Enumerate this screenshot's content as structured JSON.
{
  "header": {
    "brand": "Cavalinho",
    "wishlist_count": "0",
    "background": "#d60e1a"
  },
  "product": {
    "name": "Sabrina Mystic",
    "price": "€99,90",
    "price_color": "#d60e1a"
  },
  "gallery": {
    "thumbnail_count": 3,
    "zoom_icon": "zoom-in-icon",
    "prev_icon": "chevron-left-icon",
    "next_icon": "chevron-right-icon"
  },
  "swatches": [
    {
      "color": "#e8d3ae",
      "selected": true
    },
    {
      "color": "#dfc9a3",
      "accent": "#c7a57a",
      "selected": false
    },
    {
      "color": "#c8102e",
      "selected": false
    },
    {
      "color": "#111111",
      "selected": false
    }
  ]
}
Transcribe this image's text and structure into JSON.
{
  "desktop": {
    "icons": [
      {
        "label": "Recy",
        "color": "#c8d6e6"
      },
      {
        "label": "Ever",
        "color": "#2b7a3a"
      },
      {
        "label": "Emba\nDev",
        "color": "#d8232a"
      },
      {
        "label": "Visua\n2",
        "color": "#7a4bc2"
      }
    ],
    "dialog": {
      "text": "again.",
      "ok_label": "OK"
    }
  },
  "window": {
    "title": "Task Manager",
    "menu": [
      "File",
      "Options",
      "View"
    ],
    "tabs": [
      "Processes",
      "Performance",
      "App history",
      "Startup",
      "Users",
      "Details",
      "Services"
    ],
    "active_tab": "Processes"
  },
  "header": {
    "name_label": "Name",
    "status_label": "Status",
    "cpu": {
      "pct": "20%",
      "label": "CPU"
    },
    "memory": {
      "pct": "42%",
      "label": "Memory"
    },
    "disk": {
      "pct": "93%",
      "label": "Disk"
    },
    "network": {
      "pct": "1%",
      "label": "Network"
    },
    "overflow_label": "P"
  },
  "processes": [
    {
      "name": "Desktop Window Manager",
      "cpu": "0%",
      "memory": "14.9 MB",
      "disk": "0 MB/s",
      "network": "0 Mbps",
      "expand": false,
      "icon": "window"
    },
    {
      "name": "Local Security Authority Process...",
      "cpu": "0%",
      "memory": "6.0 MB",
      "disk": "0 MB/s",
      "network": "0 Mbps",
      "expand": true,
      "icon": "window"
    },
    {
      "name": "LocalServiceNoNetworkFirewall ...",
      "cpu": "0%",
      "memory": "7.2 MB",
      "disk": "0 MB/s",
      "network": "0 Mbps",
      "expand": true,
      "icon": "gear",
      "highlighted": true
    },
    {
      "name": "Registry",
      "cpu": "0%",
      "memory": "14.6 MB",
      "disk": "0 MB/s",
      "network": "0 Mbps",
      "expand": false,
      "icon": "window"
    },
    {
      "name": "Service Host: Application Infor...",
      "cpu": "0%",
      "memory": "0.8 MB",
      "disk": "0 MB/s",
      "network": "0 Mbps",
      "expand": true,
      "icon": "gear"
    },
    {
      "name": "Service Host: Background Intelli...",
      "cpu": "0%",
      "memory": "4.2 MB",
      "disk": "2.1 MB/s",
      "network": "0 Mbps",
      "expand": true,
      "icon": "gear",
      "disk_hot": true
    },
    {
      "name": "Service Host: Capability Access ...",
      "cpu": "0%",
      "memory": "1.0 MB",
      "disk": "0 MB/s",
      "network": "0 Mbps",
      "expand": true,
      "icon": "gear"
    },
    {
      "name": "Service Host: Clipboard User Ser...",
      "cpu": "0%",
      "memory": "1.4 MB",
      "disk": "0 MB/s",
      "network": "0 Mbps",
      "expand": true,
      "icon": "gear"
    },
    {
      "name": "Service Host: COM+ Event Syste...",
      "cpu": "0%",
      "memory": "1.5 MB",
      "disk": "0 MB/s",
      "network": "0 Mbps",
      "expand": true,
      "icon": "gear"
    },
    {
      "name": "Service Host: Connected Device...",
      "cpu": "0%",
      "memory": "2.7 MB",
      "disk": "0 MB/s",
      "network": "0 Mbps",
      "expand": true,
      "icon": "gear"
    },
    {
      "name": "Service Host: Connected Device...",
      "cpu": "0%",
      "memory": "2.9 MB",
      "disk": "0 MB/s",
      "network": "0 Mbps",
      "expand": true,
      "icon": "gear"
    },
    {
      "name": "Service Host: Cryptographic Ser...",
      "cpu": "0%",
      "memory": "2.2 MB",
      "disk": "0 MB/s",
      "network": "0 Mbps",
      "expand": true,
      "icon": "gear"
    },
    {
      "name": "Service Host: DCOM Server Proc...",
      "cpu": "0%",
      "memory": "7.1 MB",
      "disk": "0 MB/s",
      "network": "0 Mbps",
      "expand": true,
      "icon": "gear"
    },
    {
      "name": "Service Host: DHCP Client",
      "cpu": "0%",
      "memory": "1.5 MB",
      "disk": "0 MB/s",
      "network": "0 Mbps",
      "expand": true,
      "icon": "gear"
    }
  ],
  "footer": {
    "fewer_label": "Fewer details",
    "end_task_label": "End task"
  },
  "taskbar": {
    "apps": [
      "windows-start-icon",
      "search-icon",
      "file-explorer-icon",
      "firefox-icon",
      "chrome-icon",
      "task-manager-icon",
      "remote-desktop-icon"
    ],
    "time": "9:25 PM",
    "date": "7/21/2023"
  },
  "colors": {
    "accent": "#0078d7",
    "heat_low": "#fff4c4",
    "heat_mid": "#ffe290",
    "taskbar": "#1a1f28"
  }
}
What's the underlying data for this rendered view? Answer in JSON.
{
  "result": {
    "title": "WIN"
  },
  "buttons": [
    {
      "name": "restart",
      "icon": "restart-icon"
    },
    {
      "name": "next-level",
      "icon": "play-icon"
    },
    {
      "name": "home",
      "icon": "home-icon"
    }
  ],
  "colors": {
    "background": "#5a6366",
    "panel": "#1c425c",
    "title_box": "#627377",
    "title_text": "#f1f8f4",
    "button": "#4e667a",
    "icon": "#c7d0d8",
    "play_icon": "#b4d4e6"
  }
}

________________________

Requirements:
Exactly reproduce all of the entries.

Result of this exercise:
Enumerate this screenshot's content as structured JSON.
{
  "header": {
    "brand": "Cavalinho",
    "wishlist_count": "0",
    "background": "#d60e1a"
  },
  "product": {
    "name": "Sabrina Mystic",
    "price": "€99,90",
    "price_color": "#d60e1a"
  },
  "gallery": {
    "thumbnail_count": 3,
    "zoom_icon": "zoom-in-icon",
    "prev_icon": "chevron-left-icon",
    "next_icon": "chevron-right-icon"
  },
  "swatches": [
    {
      "color": "#e8d3ae",
      "selected": true
    },
    {
      "color": "#dfc9a3",
      "accent": "#c7a57a",
      "selected": false
    },
    {
      "color": "#c8102e",
      "selected": false
    },
    {
      "color": "#111111",
      "selected": false
    }
  ]
}
Transcribe this image's text and structure into JSON.
{
  "desktop": {
    "icons": [
      {
        "label": "Recy",
        "color": "#c8d6e6"
      },
      {
        "label": "Ever",
        "color": "#2b7a3a"
      },
      {
        "label": "Emba\nDev",
        "color": "#d8232a"
      },
      {
        "label": "Visua\n2",
        "color": "#7a4bc2"
      }
    ],
    "dialog": {
      "text": "again.",
      "ok_label": "OK"
    }
  },
  "window": {
    "title": "Task Manager",
    "menu": [
      "File",
      "Options",
      "View"
    ],
    "tabs": [
      "Processes",
      "Performance",
      "App history",
      "Startup",
      "Users",
      "Details",
      "Services"
    ],
    "active_tab": "Processes"
  },
  "header": {
    "name_label": "Name",
    "status_label": "Status",
    "cpu": {
      "pct": "20%",
      "label": "CPU"
    },
    "memory": {
      "pct": "42%",
      "label": "Memory"
    },
    "disk": {
      "pct": "93%",
      "label": "Disk"
    },
    "network": {
      "pct": "1%",
      "label": "Network"
    },
    "overflow_label": "P"
  },
  "processes": [
    {
      "name": "Desktop Window Manager",
      "cpu": "0%",
      "memory": "14.9 MB",
      "disk": "0 MB/s",
      "network": "0 Mbps",
      "expand": false,
      "icon": "window"
    },
    {
      "name": "Local Security Authority Process...",
      "cpu": "0%",
      "memory": "6.0 MB",
      "disk": "0 MB/s",
      "network": "0 Mbps",
      "expand": true,
      "icon": "window"
    },
    {
      "name": "LocalServiceNoNetworkFirewall ...",
      "cpu": "0%",
      "memory": "7.2 MB",
      "disk": "0 MB/s",
      "network": "0 Mbps",
      "expand": true,
      "icon": "gear",
      "highlighted": true
    },
    {
      "name": "Registry",
      "cpu": "0%",
      "memory": "14.6 MB",
      "disk": "0 MB/s",
      "network": "0 Mbps",
      "expand": false,
      "icon": "window"
    },
    {
      "name": "Service Host: Application Infor...",
      "cpu": "0%",
      "memory": "0.8 MB",
      "disk": "0 MB/s",
      "network": "0 Mbps",
      "expand": true,
      "icon": "gear"
    },
    {
      "name": "Service Host: Background Intelli...",
      "cpu": "0%",
      "memory": "4.2 MB",
      "disk": "2.1 MB/s",
      "network": "0 Mbps",
      "expand": true,
      "icon": "gear",
      "disk_hot": true
    },
    {
      "name": "Service Host: Capability Access ...",
      "cpu": "0%",
      "memory": "1.0 MB",
      "disk": "0 MB/s",
      "network": "0 Mbps",
      "expand": true,
      "icon": "gear"
    },
    {
      "name": "Service Host: Clipboard User Ser...",
      "cpu": "0%",
      "memory": "1.4 MB",
      "disk": "0 MB/s",
      "network": "0 Mbps",
      "expand": true,
      "icon": "gear"
    },
    {
      "name": "Service Host: COM+ Event Syste...",
      "cpu": "0%",
      "memory": "1.5 MB",
      "disk": "0 MB/s",
      "network": "0 Mbps",
      "expand": true,
      "icon": "gear"
    },
    {
      "name": "Service Host: Connected Device...",
      "cpu": "0%",
      "memory": "2.7 MB",
      "disk": "0 MB/s",
      "network": "0 Mbps",
      "expand": true,
      "icon": "gear"
    },
    {
      "name": "Service Host: Connected Device...",
      "cpu": "0%",
      "memory": "2.9 MB",
      "disk": "0 MB/s",
      "network": "0 Mbps",
      "expand": true,
      "icon": "gear"
    },
    {
      "name": "Service Host: Cryptographic Ser...",
      "cpu": "0%",
      "memory": "2.2 MB",
      "disk": "0 MB/s",
      "network": "0 Mbps",
      "expand": true,
      "icon": "gear"
    },
    {
      "name": "Service Host: DCOM Server Proc...",
      "cpu": "0%",
      "memory": "7.1 MB",
      "disk": "0 MB/s",
      "network": "0 Mbps",
      "expand": true,
      "icon": "gear"
    },
    {
      "name": "Service Host: DHCP Client",
      "cpu": "0%",
      "memory": "1.5 MB",
      "disk": "0 MB/s",
      "network": "0 Mbps",
      "expand": true,
      "icon": "gear"
    }
  ],
  "footer": {
    "fewer_label": "Fewer details",
    "end_task_label": "End task"
  },
  "taskbar": {
    "apps": [
      "windows-start-icon",
      "search-icon",
      "file-explorer-icon",
      "firefox-icon",
      "chrome-icon",
      "task-manager-icon",
      "remote-desktop-icon"
    ],
    "time": "9:25 PM",
    "date": "7/21/2023"
  },
  "colors": {
    "accent": "#0078d7",
    "heat_low": "#fff4c4",
    "heat_mid": "#ffe290",
    "taskbar": "#1a1f28"
  }
}
What's the underlying data for this rendered view? Answer in JSON.
{
  "result": {
    "title": "WIN"
  },
  "buttons": [
    {
      "name": "restart",
      "icon": "restart-icon"
    },
    {
      "name": "next-level",
      "icon": "play-icon"
    },
    {
      "name": "home",
      "icon": "home-icon"
    }
  ],
  "colors": {
    "background": "#5a6366",
    "panel": "#1c425c",
    "title_box": "#627377",
    "title_text": "#f1f8f4",
    "button": "#4e667a",
    "icon": "#c7d0d8",
    "play_icon": "#b4d4e6"
  }
}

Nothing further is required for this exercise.